# Recorded data
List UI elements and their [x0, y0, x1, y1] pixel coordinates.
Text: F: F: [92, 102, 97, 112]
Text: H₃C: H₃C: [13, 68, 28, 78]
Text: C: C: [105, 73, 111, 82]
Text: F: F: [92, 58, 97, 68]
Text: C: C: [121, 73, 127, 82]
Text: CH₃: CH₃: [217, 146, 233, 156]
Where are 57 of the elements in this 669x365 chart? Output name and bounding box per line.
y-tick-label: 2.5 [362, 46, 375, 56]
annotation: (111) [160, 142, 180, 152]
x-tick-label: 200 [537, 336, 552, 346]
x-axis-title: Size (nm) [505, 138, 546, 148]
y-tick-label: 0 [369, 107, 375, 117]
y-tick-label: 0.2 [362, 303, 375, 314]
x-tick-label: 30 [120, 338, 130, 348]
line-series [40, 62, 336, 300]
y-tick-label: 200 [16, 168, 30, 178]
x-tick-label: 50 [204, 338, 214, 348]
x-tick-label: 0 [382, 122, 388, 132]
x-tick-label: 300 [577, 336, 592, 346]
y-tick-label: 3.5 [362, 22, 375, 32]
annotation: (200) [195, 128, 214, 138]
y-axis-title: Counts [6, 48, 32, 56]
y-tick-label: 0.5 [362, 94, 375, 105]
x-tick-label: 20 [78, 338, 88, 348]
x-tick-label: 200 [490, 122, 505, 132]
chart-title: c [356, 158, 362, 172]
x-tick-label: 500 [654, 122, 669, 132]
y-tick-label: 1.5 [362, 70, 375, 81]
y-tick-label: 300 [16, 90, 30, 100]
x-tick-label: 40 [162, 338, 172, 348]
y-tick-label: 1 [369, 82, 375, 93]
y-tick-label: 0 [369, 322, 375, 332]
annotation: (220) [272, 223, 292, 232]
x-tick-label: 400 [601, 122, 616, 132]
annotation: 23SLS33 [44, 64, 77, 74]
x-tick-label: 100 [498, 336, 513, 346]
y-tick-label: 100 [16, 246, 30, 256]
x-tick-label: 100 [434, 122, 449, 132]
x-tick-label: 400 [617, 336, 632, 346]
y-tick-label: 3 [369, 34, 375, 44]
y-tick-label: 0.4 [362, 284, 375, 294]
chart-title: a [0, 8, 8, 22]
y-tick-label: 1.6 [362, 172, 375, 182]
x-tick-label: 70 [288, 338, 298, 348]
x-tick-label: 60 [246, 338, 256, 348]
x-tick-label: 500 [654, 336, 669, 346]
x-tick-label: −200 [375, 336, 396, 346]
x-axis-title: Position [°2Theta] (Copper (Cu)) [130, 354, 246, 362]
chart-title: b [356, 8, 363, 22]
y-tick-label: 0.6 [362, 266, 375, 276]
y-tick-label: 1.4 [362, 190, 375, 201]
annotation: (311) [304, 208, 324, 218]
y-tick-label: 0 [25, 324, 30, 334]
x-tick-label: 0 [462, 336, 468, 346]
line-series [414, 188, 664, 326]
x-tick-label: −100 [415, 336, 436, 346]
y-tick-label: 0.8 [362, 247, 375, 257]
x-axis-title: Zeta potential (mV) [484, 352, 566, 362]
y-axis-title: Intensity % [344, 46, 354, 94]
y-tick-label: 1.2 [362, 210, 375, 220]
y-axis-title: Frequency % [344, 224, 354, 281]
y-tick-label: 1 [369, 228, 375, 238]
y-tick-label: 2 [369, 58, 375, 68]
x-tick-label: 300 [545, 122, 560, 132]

# Aim of the exercise
Reproduce every line of the records above word for word, in the same order, without changing anything.

# Correct output
List UI elements and their [x0, y0, x1, y1] pixel coordinates.
Text: F: F: [92, 102, 97, 112]
Text: H₃C: H₃C: [13, 68, 28, 78]
Text: C: C: [105, 73, 111, 82]
Text: F: F: [92, 58, 97, 68]
Text: C: C: [121, 73, 127, 82]
Text: CH₃: CH₃: [217, 146, 233, 156]
Where are 57 of the elements in this 669x365 chart? Output name and bounding box per line.
y-tick-label: 2.5 [362, 46, 375, 56]
annotation: (111) [160, 142, 180, 152]
x-tick-label: 200 [537, 336, 552, 346]
x-axis-title: Size (nm) [505, 138, 546, 148]
y-tick-label: 0 [369, 107, 375, 117]
y-tick-label: 0.2 [362, 303, 375, 314]
x-tick-label: 30 [120, 338, 130, 348]
line-series [40, 62, 336, 300]
y-tick-label: 200 [16, 168, 30, 178]
x-tick-label: 50 [204, 338, 214, 348]
x-tick-label: 0 [382, 122, 388, 132]
x-tick-label: 300 [577, 336, 592, 346]
y-tick-label: 3.5 [362, 22, 375, 32]
annotation: (200) [195, 128, 214, 138]
y-axis-title: Counts [6, 48, 32, 56]
y-tick-label: 0.5 [362, 94, 375, 105]
x-tick-label: 20 [78, 338, 88, 348]
x-tick-label: 200 [490, 122, 505, 132]
chart-title: c [356, 158, 362, 172]
x-tick-label: 500 [654, 122, 669, 132]
y-tick-label: 1.5 [362, 70, 375, 81]
y-tick-label: 300 [16, 90, 30, 100]
x-tick-label: 40 [162, 338, 172, 348]
y-tick-label: 1 [369, 82, 375, 93]
y-tick-label: 0 [369, 322, 375, 332]
annotation: (220) [272, 223, 292, 232]
x-tick-label: 400 [601, 122, 616, 132]
annotation: 23SLS33 [44, 64, 77, 74]
x-tick-label: 100 [498, 336, 513, 346]
y-tick-label: 100 [16, 246, 30, 256]
x-tick-label: 100 [434, 122, 449, 132]
x-tick-label: 400 [617, 336, 632, 346]
y-tick-label: 3 [369, 34, 375, 44]
y-tick-label: 0.4 [362, 284, 375, 294]
chart-title: a [0, 8, 8, 22]
y-tick-label: 1.6 [362, 172, 375, 182]
x-tick-label: 70 [288, 338, 298, 348]
x-tick-label: 60 [246, 338, 256, 348]
x-tick-label: 500 [654, 336, 669, 346]
x-tick-label: −200 [375, 336, 396, 346]
x-axis-title: Position [°2Theta] (Copper (Cu)) [130, 354, 246, 362]
chart-title: b [356, 8, 363, 22]
y-tick-label: 0.6 [362, 266, 375, 276]
y-tick-label: 1.4 [362, 190, 375, 201]
annotation: (311) [304, 208, 324, 218]
y-tick-label: 0 [25, 324, 30, 334]
x-tick-label: 0 [462, 336, 468, 346]
line-series [414, 188, 664, 326]
x-tick-label: −100 [415, 336, 436, 346]
y-tick-label: 0.8 [362, 247, 375, 257]
x-axis-title: Zeta potential (mV) [484, 352, 566, 362]
y-axis-title: Intensity % [344, 46, 354, 94]
y-tick-label: 1.2 [362, 210, 375, 220]
y-axis-title: Frequency % [344, 224, 354, 281]
y-tick-label: 1 [369, 228, 375, 238]
y-tick-label: 2 [369, 58, 375, 68]
x-tick-label: 300 [545, 122, 560, 132]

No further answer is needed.